#### AIM OF THE EXERCISE
Please print out every entry below, verbatim.

(Document understanding data)
- Opening Delimiter -

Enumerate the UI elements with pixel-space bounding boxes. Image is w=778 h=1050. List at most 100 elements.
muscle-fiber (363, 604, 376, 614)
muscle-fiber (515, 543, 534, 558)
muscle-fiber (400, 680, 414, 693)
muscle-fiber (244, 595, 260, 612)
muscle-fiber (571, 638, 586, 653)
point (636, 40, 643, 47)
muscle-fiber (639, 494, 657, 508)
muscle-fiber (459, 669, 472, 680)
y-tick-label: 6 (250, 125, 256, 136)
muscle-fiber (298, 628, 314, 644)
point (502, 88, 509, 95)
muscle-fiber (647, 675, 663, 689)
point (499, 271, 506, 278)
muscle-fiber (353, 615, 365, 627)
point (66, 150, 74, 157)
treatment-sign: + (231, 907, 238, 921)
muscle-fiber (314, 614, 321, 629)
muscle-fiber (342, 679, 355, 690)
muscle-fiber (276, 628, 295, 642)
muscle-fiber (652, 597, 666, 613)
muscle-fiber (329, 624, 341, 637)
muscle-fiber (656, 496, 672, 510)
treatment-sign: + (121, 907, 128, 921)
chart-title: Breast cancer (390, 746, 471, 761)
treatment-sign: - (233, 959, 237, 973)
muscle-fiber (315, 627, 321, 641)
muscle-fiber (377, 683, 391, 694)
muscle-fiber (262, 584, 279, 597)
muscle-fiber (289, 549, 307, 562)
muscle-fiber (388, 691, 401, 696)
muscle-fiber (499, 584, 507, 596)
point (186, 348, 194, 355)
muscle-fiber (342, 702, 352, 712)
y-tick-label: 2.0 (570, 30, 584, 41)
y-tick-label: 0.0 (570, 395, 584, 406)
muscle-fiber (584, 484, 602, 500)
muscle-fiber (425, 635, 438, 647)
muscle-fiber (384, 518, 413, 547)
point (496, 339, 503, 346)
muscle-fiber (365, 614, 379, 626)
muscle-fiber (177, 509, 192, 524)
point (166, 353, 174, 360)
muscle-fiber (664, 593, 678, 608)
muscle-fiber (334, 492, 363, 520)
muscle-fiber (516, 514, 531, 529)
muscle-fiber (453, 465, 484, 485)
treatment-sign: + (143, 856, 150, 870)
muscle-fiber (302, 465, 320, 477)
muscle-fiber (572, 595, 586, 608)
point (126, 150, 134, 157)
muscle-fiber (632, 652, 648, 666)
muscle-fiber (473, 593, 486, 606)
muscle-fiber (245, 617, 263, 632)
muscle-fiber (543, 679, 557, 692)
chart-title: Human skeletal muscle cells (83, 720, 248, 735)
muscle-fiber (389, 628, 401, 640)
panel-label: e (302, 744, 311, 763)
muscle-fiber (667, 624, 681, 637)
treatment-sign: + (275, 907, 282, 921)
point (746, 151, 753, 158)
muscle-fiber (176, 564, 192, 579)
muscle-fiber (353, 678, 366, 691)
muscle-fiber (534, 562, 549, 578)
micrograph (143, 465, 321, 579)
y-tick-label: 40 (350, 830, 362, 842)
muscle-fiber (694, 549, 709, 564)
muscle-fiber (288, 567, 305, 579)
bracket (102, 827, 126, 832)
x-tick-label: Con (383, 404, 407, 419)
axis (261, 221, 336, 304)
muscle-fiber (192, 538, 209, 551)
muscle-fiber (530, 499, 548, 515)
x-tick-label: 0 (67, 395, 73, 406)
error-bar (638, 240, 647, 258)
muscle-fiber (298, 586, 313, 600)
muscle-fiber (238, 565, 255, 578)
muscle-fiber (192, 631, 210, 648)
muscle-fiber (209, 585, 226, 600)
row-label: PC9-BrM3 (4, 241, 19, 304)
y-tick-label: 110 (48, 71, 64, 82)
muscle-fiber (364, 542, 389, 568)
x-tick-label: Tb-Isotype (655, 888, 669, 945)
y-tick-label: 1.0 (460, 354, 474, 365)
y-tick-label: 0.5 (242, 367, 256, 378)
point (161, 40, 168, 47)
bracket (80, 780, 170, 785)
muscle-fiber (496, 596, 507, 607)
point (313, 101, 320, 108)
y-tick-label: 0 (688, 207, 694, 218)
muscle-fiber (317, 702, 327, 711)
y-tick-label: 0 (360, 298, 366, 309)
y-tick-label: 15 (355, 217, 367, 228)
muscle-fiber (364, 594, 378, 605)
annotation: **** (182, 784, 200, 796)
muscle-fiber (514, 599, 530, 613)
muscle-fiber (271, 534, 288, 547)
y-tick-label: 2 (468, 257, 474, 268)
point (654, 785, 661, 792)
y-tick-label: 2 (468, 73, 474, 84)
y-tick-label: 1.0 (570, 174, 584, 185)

- Closing Delimiter -

#### RESPONSE BOX
Enumerate the UI elements with pixel-space bounding boxes. Image is w=778 h=1050. List at most 100 elements.
muscle-fiber (363, 604, 376, 614)
muscle-fiber (515, 543, 534, 558)
muscle-fiber (400, 680, 414, 693)
muscle-fiber (244, 595, 260, 612)
muscle-fiber (571, 638, 586, 653)
point (636, 40, 643, 47)
muscle-fiber (639, 494, 657, 508)
muscle-fiber (459, 669, 472, 680)
y-tick-label: 6 (250, 125, 256, 136)
muscle-fiber (298, 628, 314, 644)
point (502, 88, 509, 95)
muscle-fiber (647, 675, 663, 689)
point (499, 271, 506, 278)
muscle-fiber (353, 615, 365, 627)
point (66, 150, 74, 157)
treatment-sign: + (231, 907, 238, 921)
muscle-fiber (314, 614, 321, 629)
muscle-fiber (342, 679, 355, 690)
muscle-fiber (276, 628, 295, 642)
muscle-fiber (652, 597, 666, 613)
muscle-fiber (329, 624, 341, 637)
muscle-fiber (656, 496, 672, 510)
treatment-sign: + (121, 907, 128, 921)
chart-title: Breast cancer (390, 746, 471, 761)
treatment-sign: - (233, 959, 237, 973)
muscle-fiber (315, 627, 321, 641)
muscle-fiber (377, 683, 391, 694)
muscle-fiber (262, 584, 279, 597)
muscle-fiber (289, 549, 307, 562)
muscle-fiber (388, 691, 401, 696)
muscle-fiber (499, 584, 507, 596)
point (186, 348, 194, 355)
muscle-fiber (342, 702, 352, 712)
y-tick-label: 2.0 (570, 30, 584, 41)
y-tick-label: 0.0 (570, 395, 584, 406)
muscle-fiber (584, 484, 602, 500)
muscle-fiber (425, 635, 438, 647)
muscle-fiber (384, 518, 413, 547)
point (496, 339, 503, 346)
muscle-fiber (365, 614, 379, 626)
muscle-fiber (177, 509, 192, 524)
point (166, 353, 174, 360)
muscle-fiber (664, 593, 678, 608)
muscle-fiber (334, 492, 363, 520)
muscle-fiber (516, 514, 531, 529)
muscle-fiber (453, 465, 484, 485)
treatment-sign: + (143, 856, 150, 870)
muscle-fiber (302, 465, 320, 477)
muscle-fiber (572, 595, 586, 608)
point (126, 150, 134, 157)
muscle-fiber (632, 652, 648, 666)
muscle-fiber (473, 593, 486, 606)
muscle-fiber (245, 617, 263, 632)
muscle-fiber (543, 679, 557, 692)
chart-title: Human skeletal muscle cells (83, 720, 248, 735)
muscle-fiber (389, 628, 401, 640)
panel-label: e (302, 744, 311, 763)
muscle-fiber (667, 624, 681, 637)
treatment-sign: + (275, 907, 282, 921)
point (746, 151, 753, 158)
muscle-fiber (176, 564, 192, 579)
muscle-fiber (353, 678, 366, 691)
muscle-fiber (534, 562, 549, 578)
micrograph (143, 465, 321, 579)
y-tick-label: 40 (350, 830, 362, 842)
muscle-fiber (694, 549, 709, 564)
muscle-fiber (288, 567, 305, 579)
bracket (102, 827, 126, 832)
x-tick-label: Con (383, 404, 407, 419)
axis (261, 221, 336, 304)
muscle-fiber (192, 538, 209, 551)
muscle-fiber (530, 499, 548, 515)
x-tick-label: 0 (67, 395, 73, 406)
error-bar (638, 240, 647, 258)
muscle-fiber (298, 586, 313, 600)
muscle-fiber (238, 565, 255, 578)
muscle-fiber (192, 631, 210, 648)
muscle-fiber (209, 585, 226, 600)
row-label: PC9-BrM3 (4, 241, 19, 304)
y-tick-label: 110 (48, 71, 64, 82)
muscle-fiber (364, 542, 389, 568)
x-tick-label: Tb-Isotype (655, 888, 669, 945)
y-tick-label: 1.0 (460, 354, 474, 365)
y-tick-label: 0.5 (242, 367, 256, 378)
point (161, 40, 168, 47)
bracket (80, 780, 170, 785)
muscle-fiber (496, 596, 507, 607)
point (313, 101, 320, 108)
y-tick-label: 0 (688, 207, 694, 218)
muscle-fiber (317, 702, 327, 711)
y-tick-label: 0 (360, 298, 366, 309)
y-tick-label: 15 (355, 217, 367, 228)
muscle-fiber (364, 594, 378, 605)
annotation: **** (182, 784, 200, 796)
muscle-fiber (514, 599, 530, 613)
muscle-fiber (271, 534, 288, 547)
y-tick-label: 2 (468, 257, 474, 268)
point (654, 785, 661, 792)
y-tick-label: 2 (468, 73, 474, 84)
y-tick-label: 1.0 (570, 174, 584, 185)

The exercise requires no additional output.